EXERCISE OBJECTIVE ▸ The listing beneath should be written out in full, exactly as shown.

RECORDS FOR THIS EXERCISE ▸
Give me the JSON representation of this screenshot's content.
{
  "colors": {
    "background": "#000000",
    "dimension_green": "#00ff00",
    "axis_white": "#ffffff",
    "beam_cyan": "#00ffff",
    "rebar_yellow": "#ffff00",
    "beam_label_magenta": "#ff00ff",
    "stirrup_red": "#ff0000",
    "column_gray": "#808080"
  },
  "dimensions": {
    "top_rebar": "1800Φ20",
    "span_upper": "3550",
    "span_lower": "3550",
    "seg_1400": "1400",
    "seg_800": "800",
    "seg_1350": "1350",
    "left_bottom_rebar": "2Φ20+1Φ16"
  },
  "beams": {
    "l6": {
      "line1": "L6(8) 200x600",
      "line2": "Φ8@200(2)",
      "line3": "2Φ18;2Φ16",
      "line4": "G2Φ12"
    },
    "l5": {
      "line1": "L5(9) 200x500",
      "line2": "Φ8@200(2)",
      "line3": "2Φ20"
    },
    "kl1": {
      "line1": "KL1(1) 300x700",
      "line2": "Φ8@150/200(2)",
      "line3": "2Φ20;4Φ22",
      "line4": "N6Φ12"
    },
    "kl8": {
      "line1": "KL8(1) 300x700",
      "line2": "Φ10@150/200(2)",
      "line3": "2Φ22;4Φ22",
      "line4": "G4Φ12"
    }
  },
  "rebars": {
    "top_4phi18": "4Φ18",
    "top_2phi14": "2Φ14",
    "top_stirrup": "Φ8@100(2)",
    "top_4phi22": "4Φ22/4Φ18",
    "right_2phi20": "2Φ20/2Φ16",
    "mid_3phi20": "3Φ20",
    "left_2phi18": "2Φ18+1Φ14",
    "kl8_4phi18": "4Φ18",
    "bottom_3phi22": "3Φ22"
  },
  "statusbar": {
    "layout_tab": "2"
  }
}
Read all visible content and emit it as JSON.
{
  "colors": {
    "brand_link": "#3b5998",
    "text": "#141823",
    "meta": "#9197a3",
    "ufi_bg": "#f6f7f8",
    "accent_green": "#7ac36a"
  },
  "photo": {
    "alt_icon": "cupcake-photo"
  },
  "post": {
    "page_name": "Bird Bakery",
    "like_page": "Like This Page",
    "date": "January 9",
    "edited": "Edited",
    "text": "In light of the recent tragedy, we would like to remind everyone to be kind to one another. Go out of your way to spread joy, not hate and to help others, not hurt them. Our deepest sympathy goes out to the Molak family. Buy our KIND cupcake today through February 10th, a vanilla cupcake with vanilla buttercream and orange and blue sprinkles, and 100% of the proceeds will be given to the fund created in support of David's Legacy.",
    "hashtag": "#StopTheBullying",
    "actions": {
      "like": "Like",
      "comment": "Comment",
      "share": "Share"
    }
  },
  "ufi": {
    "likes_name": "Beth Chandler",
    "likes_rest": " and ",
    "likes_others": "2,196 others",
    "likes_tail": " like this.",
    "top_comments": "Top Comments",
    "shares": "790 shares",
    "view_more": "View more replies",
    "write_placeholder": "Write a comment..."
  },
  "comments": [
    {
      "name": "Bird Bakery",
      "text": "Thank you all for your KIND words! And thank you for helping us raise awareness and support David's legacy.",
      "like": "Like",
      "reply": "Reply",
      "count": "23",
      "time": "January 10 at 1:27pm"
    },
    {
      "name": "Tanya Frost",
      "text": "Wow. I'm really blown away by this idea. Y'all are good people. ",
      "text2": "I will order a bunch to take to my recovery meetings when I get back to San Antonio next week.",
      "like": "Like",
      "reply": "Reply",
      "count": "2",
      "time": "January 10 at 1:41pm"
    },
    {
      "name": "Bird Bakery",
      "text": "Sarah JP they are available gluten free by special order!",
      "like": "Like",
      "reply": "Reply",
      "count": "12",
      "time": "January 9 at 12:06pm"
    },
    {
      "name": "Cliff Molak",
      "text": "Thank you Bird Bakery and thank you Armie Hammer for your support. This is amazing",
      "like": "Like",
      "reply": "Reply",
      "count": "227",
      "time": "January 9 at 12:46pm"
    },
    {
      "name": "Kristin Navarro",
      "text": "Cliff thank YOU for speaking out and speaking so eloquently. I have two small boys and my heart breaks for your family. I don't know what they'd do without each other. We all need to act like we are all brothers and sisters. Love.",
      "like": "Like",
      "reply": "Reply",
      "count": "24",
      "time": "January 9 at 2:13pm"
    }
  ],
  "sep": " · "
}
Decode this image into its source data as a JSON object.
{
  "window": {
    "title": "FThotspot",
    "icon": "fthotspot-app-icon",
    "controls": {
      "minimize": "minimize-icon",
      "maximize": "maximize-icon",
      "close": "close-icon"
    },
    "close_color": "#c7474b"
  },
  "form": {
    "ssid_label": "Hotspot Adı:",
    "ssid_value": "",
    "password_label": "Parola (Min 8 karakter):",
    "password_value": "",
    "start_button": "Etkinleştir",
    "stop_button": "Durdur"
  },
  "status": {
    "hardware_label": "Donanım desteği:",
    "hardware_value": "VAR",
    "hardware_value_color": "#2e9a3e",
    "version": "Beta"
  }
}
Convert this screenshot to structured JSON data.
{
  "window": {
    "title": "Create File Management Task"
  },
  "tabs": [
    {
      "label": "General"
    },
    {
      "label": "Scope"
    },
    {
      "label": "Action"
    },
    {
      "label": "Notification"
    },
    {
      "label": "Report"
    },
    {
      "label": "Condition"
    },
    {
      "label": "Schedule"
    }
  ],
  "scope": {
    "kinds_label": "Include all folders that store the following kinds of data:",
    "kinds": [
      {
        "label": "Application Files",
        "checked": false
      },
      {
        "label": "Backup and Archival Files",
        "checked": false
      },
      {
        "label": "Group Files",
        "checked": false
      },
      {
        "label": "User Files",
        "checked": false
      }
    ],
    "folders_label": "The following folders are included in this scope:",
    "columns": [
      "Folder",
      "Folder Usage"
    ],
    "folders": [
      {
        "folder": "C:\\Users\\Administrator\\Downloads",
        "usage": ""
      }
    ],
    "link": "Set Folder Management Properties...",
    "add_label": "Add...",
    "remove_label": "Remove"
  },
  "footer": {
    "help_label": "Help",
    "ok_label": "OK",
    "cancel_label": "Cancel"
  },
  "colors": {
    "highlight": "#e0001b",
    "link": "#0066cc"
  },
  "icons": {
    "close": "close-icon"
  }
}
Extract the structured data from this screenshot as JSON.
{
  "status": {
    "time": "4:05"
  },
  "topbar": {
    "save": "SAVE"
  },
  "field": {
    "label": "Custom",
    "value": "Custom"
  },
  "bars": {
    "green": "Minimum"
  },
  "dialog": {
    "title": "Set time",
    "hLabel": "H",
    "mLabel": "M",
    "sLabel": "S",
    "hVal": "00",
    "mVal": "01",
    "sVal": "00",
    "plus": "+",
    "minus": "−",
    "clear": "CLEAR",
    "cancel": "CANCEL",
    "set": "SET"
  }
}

EXPECTED ANSWER ▸
Give me the JSON representation of this screenshot's content.
{
  "colors": {
    "background": "#000000",
    "dimension_green": "#00ff00",
    "axis_white": "#ffffff",
    "beam_cyan": "#00ffff",
    "rebar_yellow": "#ffff00",
    "beam_label_magenta": "#ff00ff",
    "stirrup_red": "#ff0000",
    "column_gray": "#808080"
  },
  "dimensions": {
    "top_rebar": "1800Φ20",
    "span_upper": "3550",
    "span_lower": "3550",
    "seg_1400": "1400",
    "seg_800": "800",
    "seg_1350": "1350",
    "left_bottom_rebar": "2Φ20+1Φ16"
  },
  "beams": {
    "l6": {
      "line1": "L6(8) 200x600",
      "line2": "Φ8@200(2)",
      "line3": "2Φ18;2Φ16",
      "line4": "G2Φ12"
    },
    "l5": {
      "line1": "L5(9) 200x500",
      "line2": "Φ8@200(2)",
      "line3": "2Φ20"
    },
    "kl1": {
      "line1": "KL1(1) 300x700",
      "line2": "Φ8@150/200(2)",
      "line3": "2Φ20;4Φ22",
      "line4": "N6Φ12"
    },
    "kl8": {
      "line1": "KL8(1) 300x700",
      "line2": "Φ10@150/200(2)",
      "line3": "2Φ22;4Φ22",
      "line4": "G4Φ12"
    }
  },
  "rebars": {
    "top_4phi18": "4Φ18",
    "top_2phi14": "2Φ14",
    "top_stirrup": "Φ8@100(2)",
    "top_4phi22": "4Φ22/4Φ18",
    "right_2phi20": "2Φ20/2Φ16",
    "mid_3phi20": "3Φ20",
    "left_2phi18": "2Φ18+1Φ14",
    "kl8_4phi18": "4Φ18",
    "bottom_3phi22": "3Φ22"
  },
  "statusbar": {
    "layout_tab": "2"
  }
}
Read all visible content and emit it as JSON.
{
  "colors": {
    "brand_link": "#3b5998",
    "text": "#141823",
    "meta": "#9197a3",
    "ufi_bg": "#f6f7f8",
    "accent_green": "#7ac36a"
  },
  "photo": {
    "alt_icon": "cupcake-photo"
  },
  "post": {
    "page_name": "Bird Bakery",
    "like_page": "Like This Page",
    "date": "January 9",
    "edited": "Edited",
    "text": "In light of the recent tragedy, we would like to remind everyone to be kind to one another. Go out of your way to spread joy, not hate and to help others, not hurt them. Our deepest sympathy goes out to the Molak family. Buy our KIND cupcake today through February 10th, a vanilla cupcake with vanilla buttercream and orange and blue sprinkles, and 100% of the proceeds will be given to the fund created in support of David's Legacy.",
    "hashtag": "#StopTheBullying",
    "actions": {
      "like": "Like",
      "comment": "Comment",
      "share": "Share"
    }
  },
  "ufi": {
    "likes_name": "Beth Chandler",
    "likes_rest": " and ",
    "likes_others": "2,196 others",
    "likes_tail": " like this.",
    "top_comments": "Top Comments",
    "shares": "790 shares",
    "view_more": "View more replies",
    "write_placeholder": "Write a comment..."
  },
  "comments": [
    {
      "name": "Bird Bakery",
      "text": "Thank you all for your KIND words! And thank you for helping us raise awareness and support David's legacy.",
      "like": "Like",
      "reply": "Reply",
      "count": "23",
      "time": "January 10 at 1:27pm"
    },
    {
      "name": "Tanya Frost",
      "text": "Wow. I'm really blown away by this idea. Y'all are good people. ",
      "text2": "I will order a bunch to take to my recovery meetings when I get back to San Antonio next week.",
      "like": "Like",
      "reply": "Reply",
      "count": "2",
      "time": "January 10 at 1:41pm"
    },
    {
      "name": "Bird Bakery",
      "text": "Sarah JP they are available gluten free by special order!",
      "like": "Like",
      "reply": "Reply",
      "count": "12",
      "time": "January 9 at 12:06pm"
    },
    {
      "name": "Cliff Molak",
      "text": "Thank you Bird Bakery and thank you Armie Hammer for your support. This is amazing",
      "like": "Like",
      "reply": "Reply",
      "count": "227",
      "time": "January 9 at 12:46pm"
    },
    {
      "name": "Kristin Navarro",
      "text": "Cliff thank YOU for speaking out and speaking so eloquently. I have two small boys and my heart breaks for your family. I don't know what they'd do without each other. We all need to act like we are all brothers and sisters. Love.",
      "like": "Like",
      "reply": "Reply",
      "count": "24",
      "time": "January 9 at 2:13pm"
    }
  ],
  "sep": " · "
}
Decode this image into its source data as a JSON object.
{
  "window": {
    "title": "FThotspot",
    "icon": "fthotspot-app-icon",
    "controls": {
      "minimize": "minimize-icon",
      "maximize": "maximize-icon",
      "close": "close-icon"
    },
    "close_color": "#c7474b"
  },
  "form": {
    "ssid_label": "Hotspot Adı:",
    "ssid_value": "",
    "password_label": "Parola (Min 8 karakter):",
    "password_value": "",
    "start_button": "Etkinleştir",
    "stop_button": "Durdur"
  },
  "status": {
    "hardware_label": "Donanım desteği:",
    "hardware_value": "VAR",
    "hardware_value_color": "#2e9a3e",
    "version": "Beta"
  }
}
Convert this screenshot to structured JSON data.
{
  "window": {
    "title": "Create File Management Task"
  },
  "tabs": [
    {
      "label": "General"
    },
    {
      "label": "Scope"
    },
    {
      "label": "Action"
    },
    {
      "label": "Notification"
    },
    {
      "label": "Report"
    },
    {
      "label": "Condition"
    },
    {
      "label": "Schedule"
    }
  ],
  "scope": {
    "kinds_label": "Include all folders that store the following kinds of data:",
    "kinds": [
      {
        "label": "Application Files",
        "checked": false
      },
      {
        "label": "Backup and Archival Files",
        "checked": false
      },
      {
        "label": "Group Files",
        "checked": false
      },
      {
        "label": "User Files",
        "checked": false
      }
    ],
    "folders_label": "The following folders are included in this scope:",
    "columns": [
      "Folder",
      "Folder Usage"
    ],
    "folders": [
      {
        "folder": "C:\\Users\\Administrator\\Downloads",
        "usage": ""
      }
    ],
    "link": "Set Folder Management Properties...",
    "add_label": "Add...",
    "remove_label": "Remove"
  },
  "footer": {
    "help_label": "Help",
    "ok_label": "OK",
    "cancel_label": "Cancel"
  },
  "colors": {
    "highlight": "#e0001b",
    "link": "#0066cc"
  },
  "icons": {
    "close": "close-icon"
  }
}
Extract the structured data from this screenshot as JSON.
{
  "status": {
    "time": "4:05"
  },
  "topbar": {
    "save": "SAVE"
  },
  "field": {
    "label": "Custom",
    "value": "Custom"
  },
  "bars": {
    "green": "Minimum"
  },
  "dialog": {
    "title": "Set time",
    "hLabel": "H",
    "mLabel": "M",
    "sLabel": "S",
    "hVal": "00",
    "mVal": "01",
    "sVal": "00",
    "plus": "+",
    "minus": "−",
    "clear": "CLEAR",
    "cancel": "CANCEL",
    "set": "SET"
  }
}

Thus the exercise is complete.